## [WHAT IS REQUIRED]
Extract the full listing verbatim and drop any pictures from your copy.

## [LISTING]

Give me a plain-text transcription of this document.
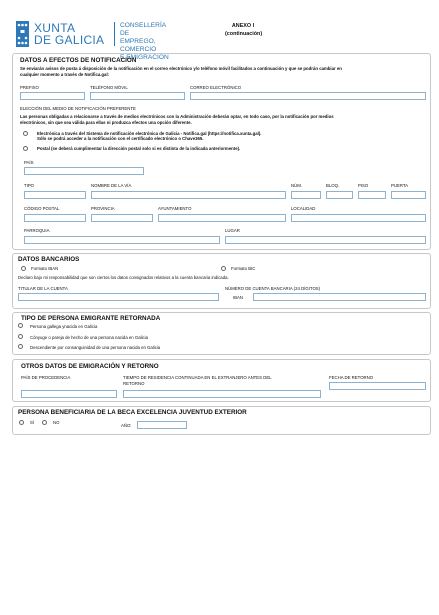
XUNTA
DE GALICIA
CONSELLERÍA DE
EMPREGO, COMERCIO
E EMIGRACIÓN
ANEXO I
(continuación)
DATOS A EFECTOS DE NOTIFICACIÓN
Se enviarán avisos de posta á disposición de la notificación en el correo electrónico y/o teléfono móvil facilitados a continuación y que se podrán cambiar en
cualquier momento a través de Notifica.gal:
PREFIXO	TELÉFONO MÓVIL	CORREO ELECTRÓNICO
ELECCIÓN DEL MEDIO DE NOTIFICACIÓN PREFERENTE
Las personas obligadas a relacionarse a través de medios electrónicos con la Administración deberán optar, en todo caso, por la notificación por medios
electrónicos, sin que sea válida para ellas ni produzca efectos una opción diferente.
Electrónica a través del Sistema de notificación electrónica de Galicia - Notifica.gal (https://notifica.xunta.gal).
Sólo se podrá acceder a la notificación con el certificado electrónico o Chave365.
Postal (se deberá cumplimentar la dirección postal solo si es distinta de la indicada anteriormente).
PAÍS
TIPO	NOMBRE DE LA VÍA	NÚM.	BLOQ.	PISO	PUERTA
CÓDIGO POSTAL	PROVINCIA	AYUNTAMIENTO	LOCALIDAD
PARROQUIA	LUGAR
DATOS BANCARIOS
Formato IBAN	Formato BIC
Declaro bajo mi responsabilidad que son ciertos los datos consignados relativos a la cuenta bancaria indicada.
TITULAR DE LA CUENTA	NÚMERO DE CUENTA BANCARIA (24 DÍGITOS)
IBAN
TIPO DE PERSONA EMIGRANTE RETORNADA
Persona gallega ynacida en Galicia
Cónyuge o pareja de hecho de una persona nacida en Galicia
Descendiente por consanguinidad de una persona nacida en Galicia
OTROS DATOS DE EMIGRACIÓN Y RETORNO
PAÍS DE PROCEDENCIA	TIEMPO DE RESIDENCIA CONTINUADA EN EL EXTRANJERO ANTES DEL
RETORNO
FECHA DE RETORNO
PERSONA BENEFICIARIA DE LA BECA EXCELENCIA JUVENTUD EXTERIOR
SÍ	NO
AÑO:
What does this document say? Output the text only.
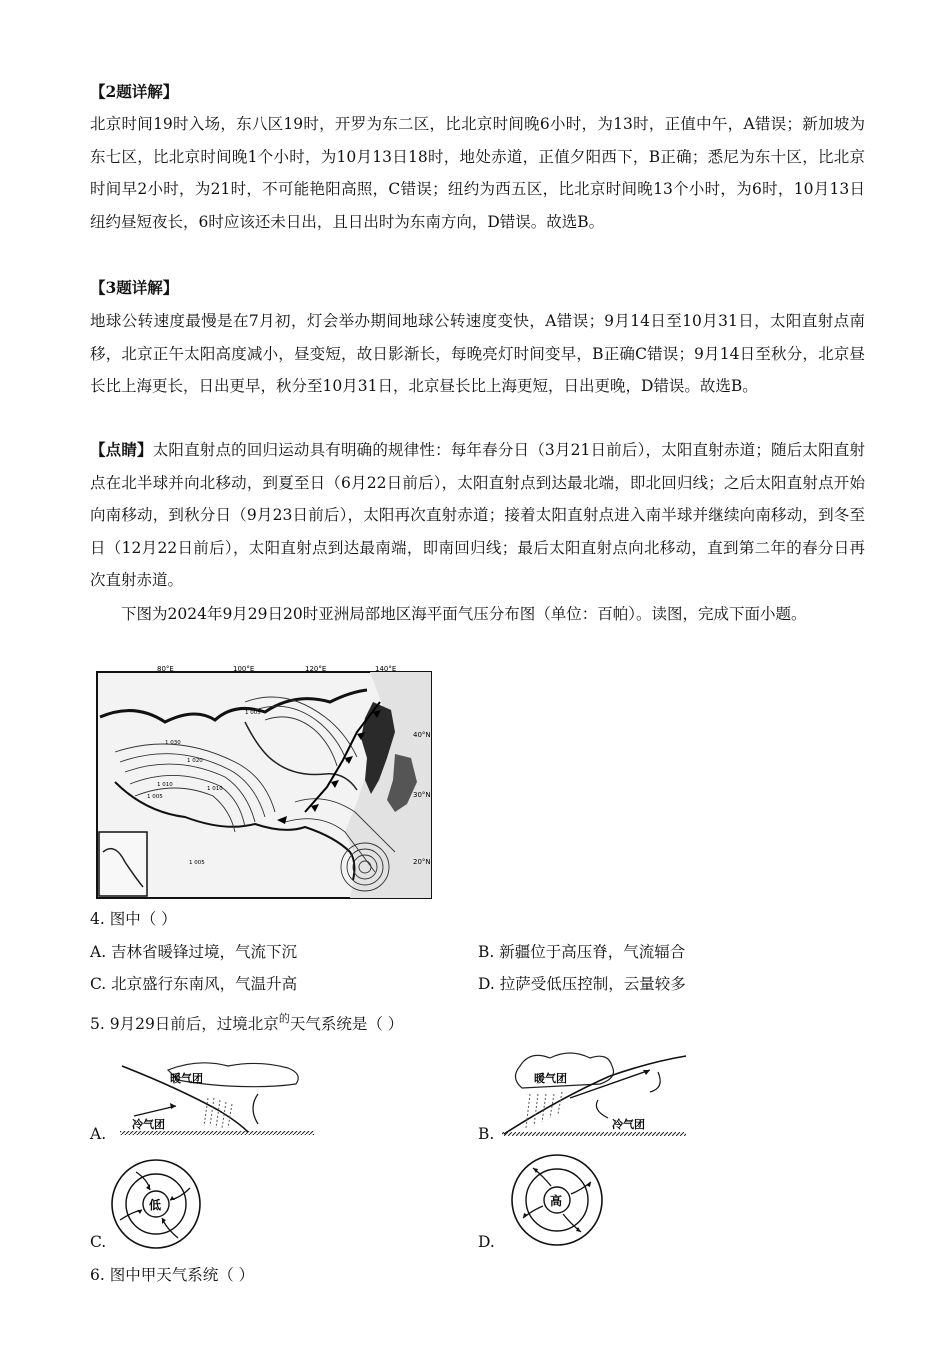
【2题详解】

北京时间19时入场，东八区19时，开罗为东二区，比北京时间晚6小时，为13时，正值中午，A错误；新加坡为东七区，比北京时间晚1个小时，为10月13日18时，地处赤道，正值夕阳西下，B正确；悉尼为东十区，比北京时间早2小时，为21时，不可能艳阳高照，C错误；纽约为西五区，比北京时间晚13个小时，为6时，10月13日纽约昼短夜长，6时应该还未日出，且日出时为东南方向，D错误。故选B。

【3题详解】

地球公转速度最慢是在7月初，灯会举办期间地球公转速度变快，A错误；9月14日至10月31日，太阳直射点南移，北京正午太阳高度减小，昼变短，故日影渐长，每晚亮灯时间变早，B正确C错误；9月14日至秋分，北京昼长比上海更长，日出更早，秋分至10月31日，北京昼长比上海更短，日出更晚，D错误。故选B。

【点睛】太阳直射点的回归运动具有明确的规律性：每年春分日（3月21日前后），太阳直射赤道；随后太阳直射点在北半球并向北移动，到夏至日（6月22日前后），太阳直射点到达最北端，即北回归线；之后太阳直射点开始向南移动，到秋分日（9月23日前后），太阳再次直射赤道；接着太阳直射点进入南半球并继续向南移动，到冬至日（12月22日前后），太阳直射点到达最南端，即南回归线；最后太阳直射点向北移动，直到第二年的春分日再次直射赤道。

下图为2024年9月29日20时亚洲局部地区海平面气压分布图（单位：百帕）。读图，完成下面小题。

80°E	100°E	120°E	140°E
40°N
30°N
20°N
1 030
1 020
1 010
1 005
1 005
1 010
1 005
4. 图中（ ）
A. 吉林省暖锋过境，气流下沉	B. 新疆位于高压脊，气流辐合
C. 北京盛行东南风，气温升高	D. 拉萨受低压控制，云量较多
5. 9月29日前后，过境北京$^的$天气系统是（ ）
A.
暖气团
冷气团
B.
暖气团
冷气团
C.
低
D.
高
6. 图中甲天气系统（ ）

## [ANSWER TO THE EXERCISE]
Give me a plain-text transcription of this document.
XUNTA
DE GALICIA
CONSELLERÍA DE
EMPREGO, COMERCIO
E EMIGRACIÓN
ANEXO I
(continuación)
DATOS A EFECTOS DE NOTIFICACIÓN
Se enviarán avisos de posta á disposición de la notificación en el correo electrónico y/o teléfono móvil facilitados a continuación y que se podrán cambiar en
cualquier momento a través de Notifica.gal:
PREFIXO	TELÉFONO MÓVIL	CORREO ELECTRÓNICO
ELECCIÓN DEL MEDIO DE NOTIFICACIÓN PREFERENTE
Las personas obligadas a relacionarse a través de medios electrónicos con la Administración deberán optar, en todo caso, por la notificación por medios
electrónicos, sin que sea válida para ellas ni produzca efectos una opción diferente.
Electrónica a través del Sistema de notificación electrónica de Galicia - Notifica.gal (https://notifica.xunta.gal).
Sólo se podrá acceder a la notificación con el certificado electrónico o Chave365.
Postal (se deberá cumplimentar la dirección postal solo si es distinta de la indicada anteriormente).
PAÍS
TIPO	NOMBRE DE LA VÍA	NÚM.	BLOQ.	PISO	PUERTA
CÓDIGO POSTAL	PROVINCIA	AYUNTAMIENTO	LOCALIDAD
PARROQUIA	LUGAR
DATOS BANCARIOS
Formato IBAN	Formato BIC
Declaro bajo mi responsabilidad que son ciertos los datos consignados relativos a la cuenta bancaria indicada.
TITULAR DE LA CUENTA	NÚMERO DE CUENTA BANCARIA (24 DÍGITOS)
IBAN
TIPO DE PERSONA EMIGRANTE RETORNADA
Persona gallega ynacida en Galicia
Cónyuge o pareja de hecho de una persona nacida en Galicia
Descendiente por consanguinidad de una persona nacida en Galicia
OTROS DATOS DE EMIGRACIÓN Y RETORNO
PAÍS DE PROCEDENCIA	TIEMPO DE RESIDENCIA CONTINUADA EN EL EXTRANJERO ANTES DEL
RETORNO
FECHA DE RETORNO
PERSONA BENEFICIARIA DE LA BECA EXCELENCIA JUVENTUD EXTERIOR
SÍ	NO
AÑO:
What does this document say? Output the text only.
【2题详解】

北京时间19时入场，东八区19时，开罗为东二区，比北京时间晚6小时，为13时，正值中午，A错误；新加坡为东七区，比北京时间晚1个小时，为10月13日18时，地处赤道，正值夕阳西下，B正确；悉尼为东十区，比北京时间早2小时，为21时，不可能艳阳高照，C错误；纽约为西五区，比北京时间晚13个小时，为6时，10月13日纽约昼短夜长，6时应该还未日出，且日出时为东南方向，D错误。故选B。

【3题详解】

地球公转速度最慢是在7月初，灯会举办期间地球公转速度变快，A错误；9月14日至10月31日，太阳直射点南移，北京正午太阳高度减小，昼变短，故日影渐长，每晚亮灯时间变早，B正确C错误；9月14日至秋分，北京昼长比上海更长，日出更早，秋分至10月31日，北京昼长比上海更短，日出更晚，D错误。故选B。

【点睛】太阳直射点的回归运动具有明确的规律性：每年春分日（3月21日前后），太阳直射赤道；随后太阳直射点在北半球并向北移动，到夏至日（6月22日前后），太阳直射点到达最北端，即北回归线；之后太阳直射点开始向南移动，到秋分日（9月23日前后），太阳再次直射赤道；接着太阳直射点进入南半球并继续向南移动，到冬至日（12月22日前后），太阳直射点到达最南端，即南回归线；最后太阳直射点向北移动，直到第二年的春分日再次直射赤道。

下图为2024年9月29日20时亚洲局部地区海平面气压分布图（单位：百帕）。读图，完成下面小题。

80°E	100°E	120°E	140°E
40°N
30°N
20°N
1 030
1 020
1 010
1 005
1 005
1 010
1 005
4. 图中（ ）
A. 吉林省暖锋过境，气流下沉	B. 新疆位于高压脊，气流辐合
C. 北京盛行东南风，气温升高	D. 拉萨受低压控制，云量较多
5. 9月29日前后，过境北京$^的$天气系统是（ ）
A.
暖气团
冷气团
B.
暖气团
冷气团
C.
低
D.
高
6. 图中甲天气系统（ ）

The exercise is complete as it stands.